*Material for the task*
========================================================================
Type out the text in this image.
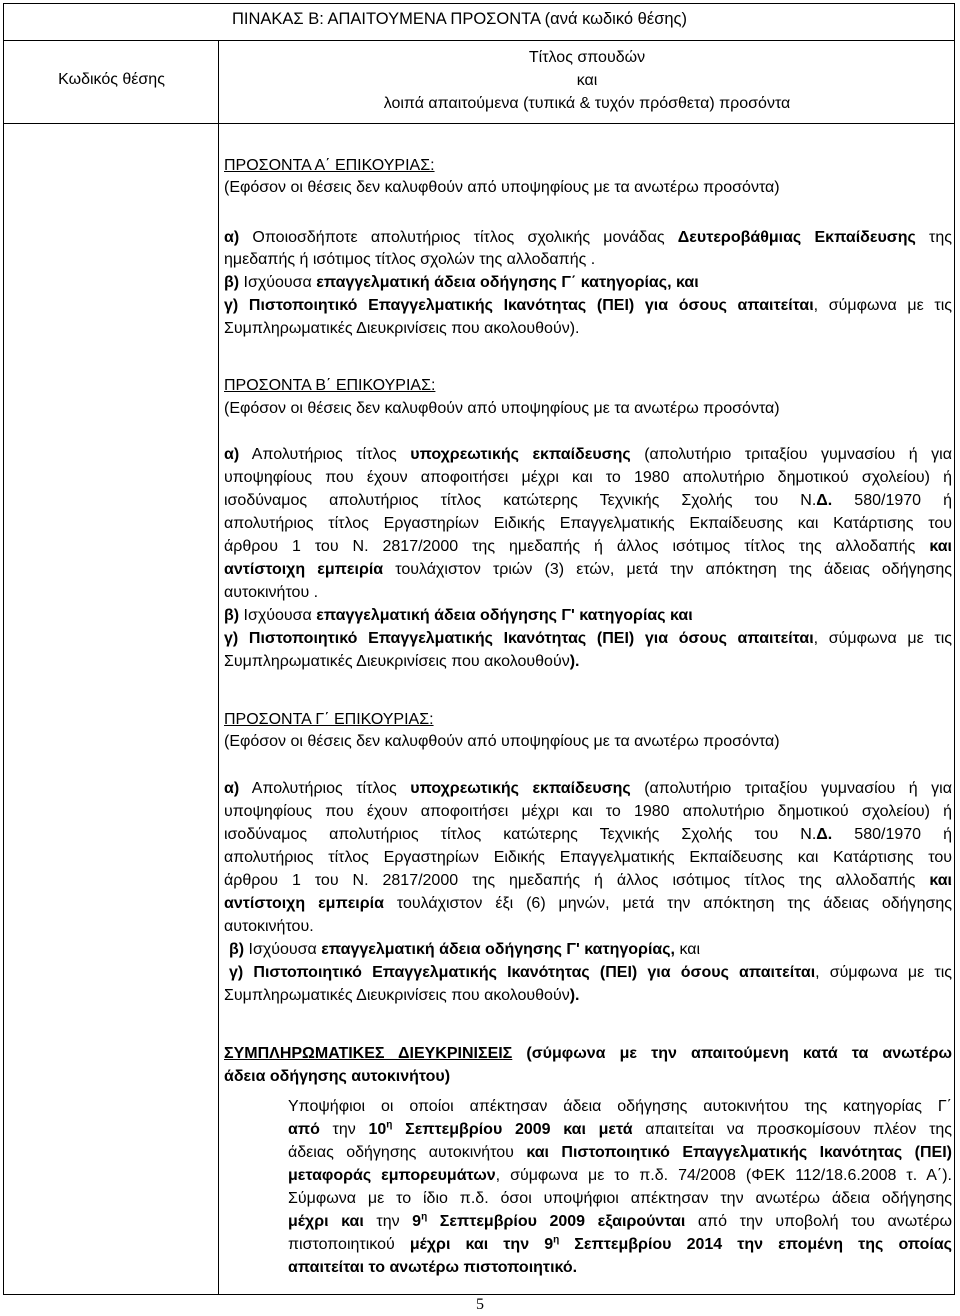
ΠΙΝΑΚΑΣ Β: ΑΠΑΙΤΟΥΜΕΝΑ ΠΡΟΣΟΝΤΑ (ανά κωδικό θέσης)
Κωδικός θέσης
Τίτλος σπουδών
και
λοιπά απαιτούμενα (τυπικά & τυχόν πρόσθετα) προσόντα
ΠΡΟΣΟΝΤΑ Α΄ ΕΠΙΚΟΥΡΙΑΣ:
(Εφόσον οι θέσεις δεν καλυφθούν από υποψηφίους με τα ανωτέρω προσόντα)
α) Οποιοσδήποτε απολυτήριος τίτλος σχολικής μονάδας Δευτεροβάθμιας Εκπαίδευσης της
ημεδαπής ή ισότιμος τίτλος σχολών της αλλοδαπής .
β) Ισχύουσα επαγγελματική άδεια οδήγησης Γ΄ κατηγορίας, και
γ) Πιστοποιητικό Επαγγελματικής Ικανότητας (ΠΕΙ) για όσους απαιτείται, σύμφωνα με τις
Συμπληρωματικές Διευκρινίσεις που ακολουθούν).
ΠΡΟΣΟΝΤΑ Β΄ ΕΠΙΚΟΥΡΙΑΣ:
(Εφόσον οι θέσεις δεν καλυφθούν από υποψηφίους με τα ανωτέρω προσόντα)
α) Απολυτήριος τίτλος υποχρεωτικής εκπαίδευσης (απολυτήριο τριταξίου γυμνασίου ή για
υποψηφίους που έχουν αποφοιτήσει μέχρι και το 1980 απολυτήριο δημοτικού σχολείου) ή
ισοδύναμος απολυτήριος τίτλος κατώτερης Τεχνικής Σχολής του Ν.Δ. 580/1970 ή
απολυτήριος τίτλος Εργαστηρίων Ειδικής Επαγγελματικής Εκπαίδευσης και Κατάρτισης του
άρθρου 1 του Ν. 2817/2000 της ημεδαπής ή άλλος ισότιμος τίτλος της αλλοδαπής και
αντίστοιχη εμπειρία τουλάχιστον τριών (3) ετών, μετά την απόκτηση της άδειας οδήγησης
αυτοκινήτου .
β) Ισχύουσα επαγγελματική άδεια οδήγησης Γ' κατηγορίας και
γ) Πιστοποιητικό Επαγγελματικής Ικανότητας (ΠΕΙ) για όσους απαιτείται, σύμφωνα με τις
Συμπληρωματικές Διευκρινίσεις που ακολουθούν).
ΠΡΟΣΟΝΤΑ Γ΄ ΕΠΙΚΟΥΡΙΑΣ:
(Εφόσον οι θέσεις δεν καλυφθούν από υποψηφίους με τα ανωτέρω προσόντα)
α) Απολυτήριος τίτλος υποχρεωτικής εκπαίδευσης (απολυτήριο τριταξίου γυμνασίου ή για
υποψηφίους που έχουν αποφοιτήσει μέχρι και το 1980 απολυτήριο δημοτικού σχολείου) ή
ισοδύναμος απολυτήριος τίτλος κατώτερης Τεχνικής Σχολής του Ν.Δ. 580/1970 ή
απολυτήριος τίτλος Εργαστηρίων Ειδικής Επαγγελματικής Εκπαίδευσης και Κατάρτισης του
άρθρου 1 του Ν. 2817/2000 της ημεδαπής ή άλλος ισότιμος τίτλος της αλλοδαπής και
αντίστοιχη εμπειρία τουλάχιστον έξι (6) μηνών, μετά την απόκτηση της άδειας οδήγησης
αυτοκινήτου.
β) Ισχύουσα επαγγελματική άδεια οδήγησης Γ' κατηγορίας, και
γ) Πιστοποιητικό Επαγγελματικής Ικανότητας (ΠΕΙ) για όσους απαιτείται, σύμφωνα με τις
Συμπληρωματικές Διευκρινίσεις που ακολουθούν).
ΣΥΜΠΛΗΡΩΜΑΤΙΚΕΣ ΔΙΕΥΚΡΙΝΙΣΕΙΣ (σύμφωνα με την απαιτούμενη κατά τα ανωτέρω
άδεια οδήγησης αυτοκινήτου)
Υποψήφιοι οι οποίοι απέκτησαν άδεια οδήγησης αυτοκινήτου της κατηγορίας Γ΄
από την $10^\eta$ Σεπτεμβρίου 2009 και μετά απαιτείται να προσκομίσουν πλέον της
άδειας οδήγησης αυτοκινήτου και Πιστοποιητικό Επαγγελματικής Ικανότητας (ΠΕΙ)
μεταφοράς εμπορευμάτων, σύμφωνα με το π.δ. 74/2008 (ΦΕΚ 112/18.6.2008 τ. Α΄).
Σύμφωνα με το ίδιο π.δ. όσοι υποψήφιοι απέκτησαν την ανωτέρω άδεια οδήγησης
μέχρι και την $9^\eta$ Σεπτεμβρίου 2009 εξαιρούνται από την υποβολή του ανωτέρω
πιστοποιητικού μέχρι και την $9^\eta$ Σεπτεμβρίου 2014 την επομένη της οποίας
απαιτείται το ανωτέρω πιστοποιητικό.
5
========================================================================
Set out every line from the material that contains the string "κατηγορίας".

*The response*
β) Ισχύουσα επαγγελματική άδεια οδήγησης Γ΄ κατηγορίας, και
β) Ισχύουσα επαγγελματική άδεια οδήγησης Γ' κατηγορίας και
β) Ισχύουσα επαγγελματική άδεια οδήγησης Γ' κατηγορίας, και
Υποψήφιοι οι οποίοι απέκτησαν άδεια οδήγησης αυτοκινήτου της κατηγορίας Γ΄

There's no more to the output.